(Stored items from a collection)
━━━━━━━━━━━━━━━━━━━━
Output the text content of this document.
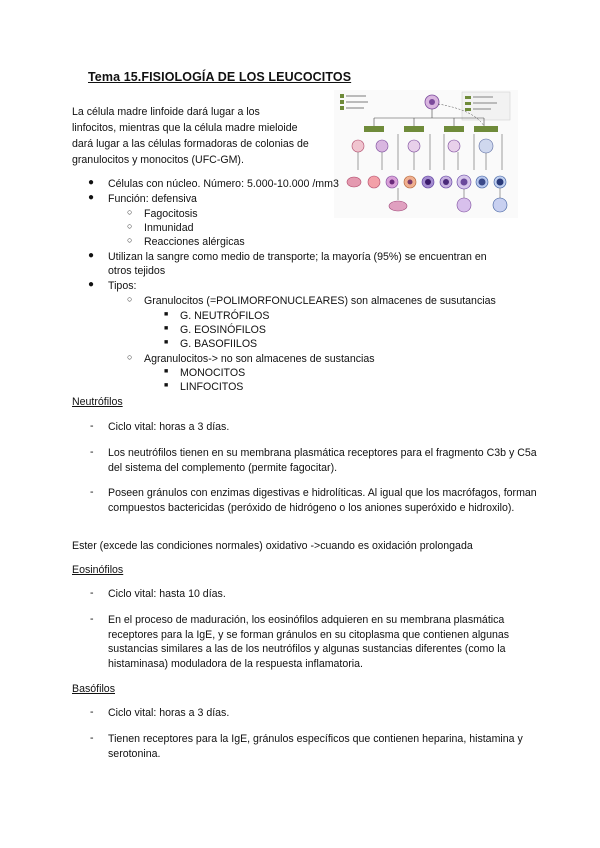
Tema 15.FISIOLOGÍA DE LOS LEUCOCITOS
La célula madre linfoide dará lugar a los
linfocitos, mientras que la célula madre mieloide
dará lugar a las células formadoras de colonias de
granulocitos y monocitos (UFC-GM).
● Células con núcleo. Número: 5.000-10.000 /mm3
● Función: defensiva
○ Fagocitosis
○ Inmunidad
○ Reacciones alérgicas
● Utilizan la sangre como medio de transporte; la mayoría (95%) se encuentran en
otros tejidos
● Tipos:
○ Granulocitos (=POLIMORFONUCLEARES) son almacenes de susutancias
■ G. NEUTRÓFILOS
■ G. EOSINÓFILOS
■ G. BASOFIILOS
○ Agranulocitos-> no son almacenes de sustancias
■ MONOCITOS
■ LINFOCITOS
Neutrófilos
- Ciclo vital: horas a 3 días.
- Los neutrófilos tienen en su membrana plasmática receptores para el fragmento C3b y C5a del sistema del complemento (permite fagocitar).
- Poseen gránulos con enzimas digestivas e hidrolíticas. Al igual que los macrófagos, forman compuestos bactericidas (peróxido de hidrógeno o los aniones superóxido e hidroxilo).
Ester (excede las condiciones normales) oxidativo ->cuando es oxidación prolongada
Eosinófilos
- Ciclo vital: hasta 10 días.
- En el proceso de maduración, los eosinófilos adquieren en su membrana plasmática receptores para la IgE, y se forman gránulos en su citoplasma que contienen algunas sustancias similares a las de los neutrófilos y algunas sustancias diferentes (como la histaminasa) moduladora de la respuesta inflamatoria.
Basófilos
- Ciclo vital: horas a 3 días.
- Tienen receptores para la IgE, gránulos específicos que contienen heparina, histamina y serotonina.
━━━━━━━━━━━━━━━━━━━━
Which of the lines above contain "receptores"? Return them all.

- Los neutrófilos tienen en su membrana plasmática receptores para el fragmento C3b y C5a del sistema del complemento (permite fagocitar).
- En el proceso de maduración, los eosinófilos adquieren en su membrana plasmática receptores para la IgE, y se forman gránulos en su citoplasma que contienen algunas sustancias similares a las de los neutrófilos y algunas sustancias diferentes (como la histaminasa) moduladora de la respuesta inflamatoria.
- Tienen receptores para la IgE, gránulos específicos que contienen heparina, histamina y serotonina.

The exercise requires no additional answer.